### TASK REQUIREMENTS
Any picture among the records should be left out, please; retype the rest exactly.

---- RECORDS FOR THE TASK

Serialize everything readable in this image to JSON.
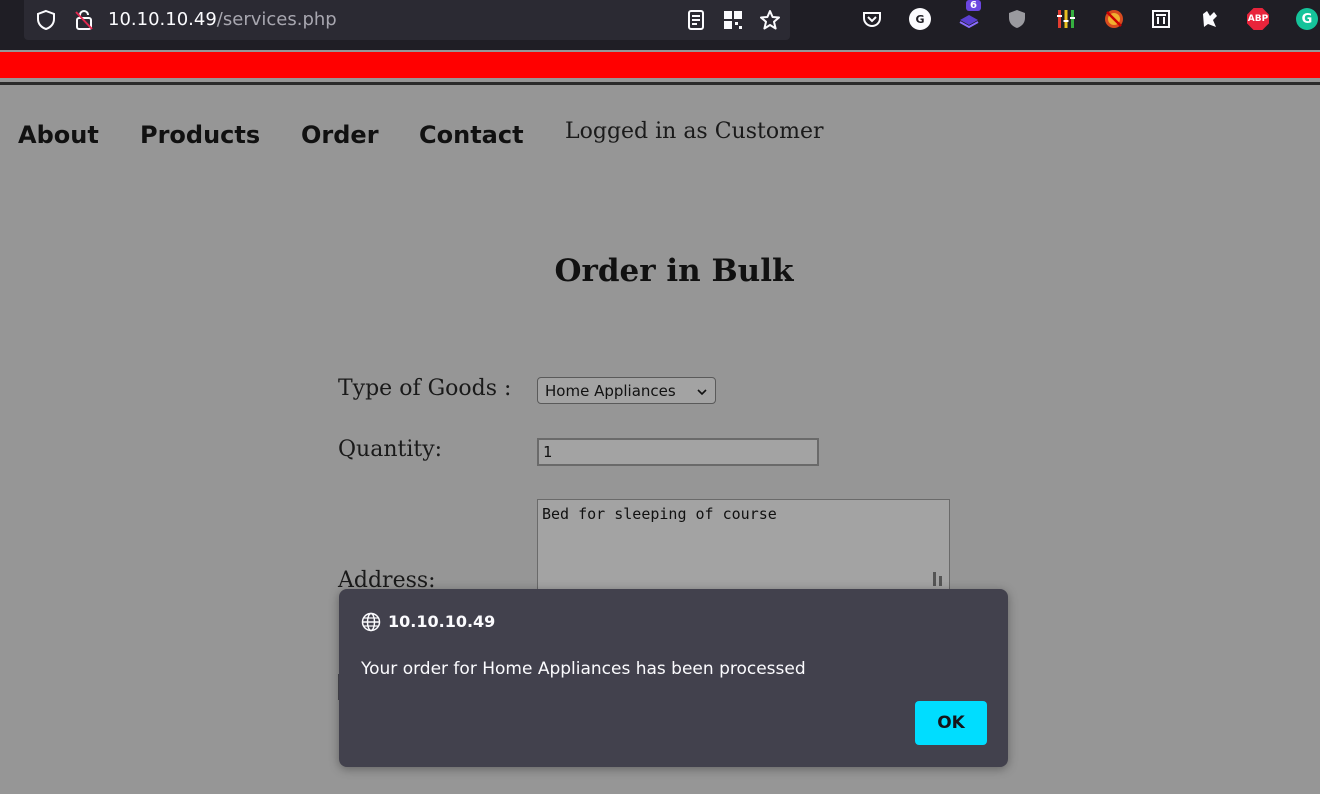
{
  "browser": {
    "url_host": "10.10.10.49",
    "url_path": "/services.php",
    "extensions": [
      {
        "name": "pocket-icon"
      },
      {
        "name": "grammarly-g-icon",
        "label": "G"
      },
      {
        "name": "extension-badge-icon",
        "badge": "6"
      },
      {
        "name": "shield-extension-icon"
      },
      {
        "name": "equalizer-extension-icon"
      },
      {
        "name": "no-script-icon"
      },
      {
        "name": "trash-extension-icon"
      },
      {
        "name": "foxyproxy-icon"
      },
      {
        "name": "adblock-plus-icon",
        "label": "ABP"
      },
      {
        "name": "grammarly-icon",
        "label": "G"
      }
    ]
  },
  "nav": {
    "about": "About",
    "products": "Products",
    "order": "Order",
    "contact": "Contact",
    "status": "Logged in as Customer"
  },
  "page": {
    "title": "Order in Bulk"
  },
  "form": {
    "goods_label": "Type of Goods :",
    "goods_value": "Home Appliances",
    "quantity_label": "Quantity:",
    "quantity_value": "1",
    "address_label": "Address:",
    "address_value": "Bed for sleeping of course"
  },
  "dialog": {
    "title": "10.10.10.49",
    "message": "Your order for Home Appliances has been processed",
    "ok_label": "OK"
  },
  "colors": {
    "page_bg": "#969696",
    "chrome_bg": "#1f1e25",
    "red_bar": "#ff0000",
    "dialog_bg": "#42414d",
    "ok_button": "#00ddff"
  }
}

--------

### ANSWER IN FULL
Serialize everything readable in this image to JSON.
{
  "browser": {
    "url_host": "10.10.10.49",
    "url_path": "/services.php",
    "extensions": [
      {
        "name": "pocket-icon"
      },
      {
        "name": "grammarly-g-icon",
        "label": "G"
      },
      {
        "name": "extension-badge-icon",
        "badge": "6"
      },
      {
        "name": "shield-extension-icon"
      },
      {
        "name": "equalizer-extension-icon"
      },
      {
        "name": "no-script-icon"
      },
      {
        "name": "trash-extension-icon"
      },
      {
        "name": "foxyproxy-icon"
      },
      {
        "name": "adblock-plus-icon",
        "label": "ABP"
      },
      {
        "name": "grammarly-icon",
        "label": "G"
      }
    ]
  },
  "nav": {
    "about": "About",
    "products": "Products",
    "order": "Order",
    "contact": "Contact",
    "status": "Logged in as Customer"
  },
  "page": {
    "title": "Order in Bulk"
  },
  "form": {
    "goods_label": "Type of Goods :",
    "goods_value": "Home Appliances",
    "quantity_label": "Quantity:",
    "quantity_value": "1",
    "address_label": "Address:",
    "address_value": "Bed for sleeping of course"
  },
  "dialog": {
    "title": "10.10.10.49",
    "message": "Your order for Home Appliances has been processed",
    "ok_label": "OK"
  },
  "colors": {
    "page_bg": "#969696",
    "chrome_bg": "#1f1e25",
    "red_bar": "#ff0000",
    "dialog_bg": "#42414d",
    "ok_button": "#00ddff"
  }
}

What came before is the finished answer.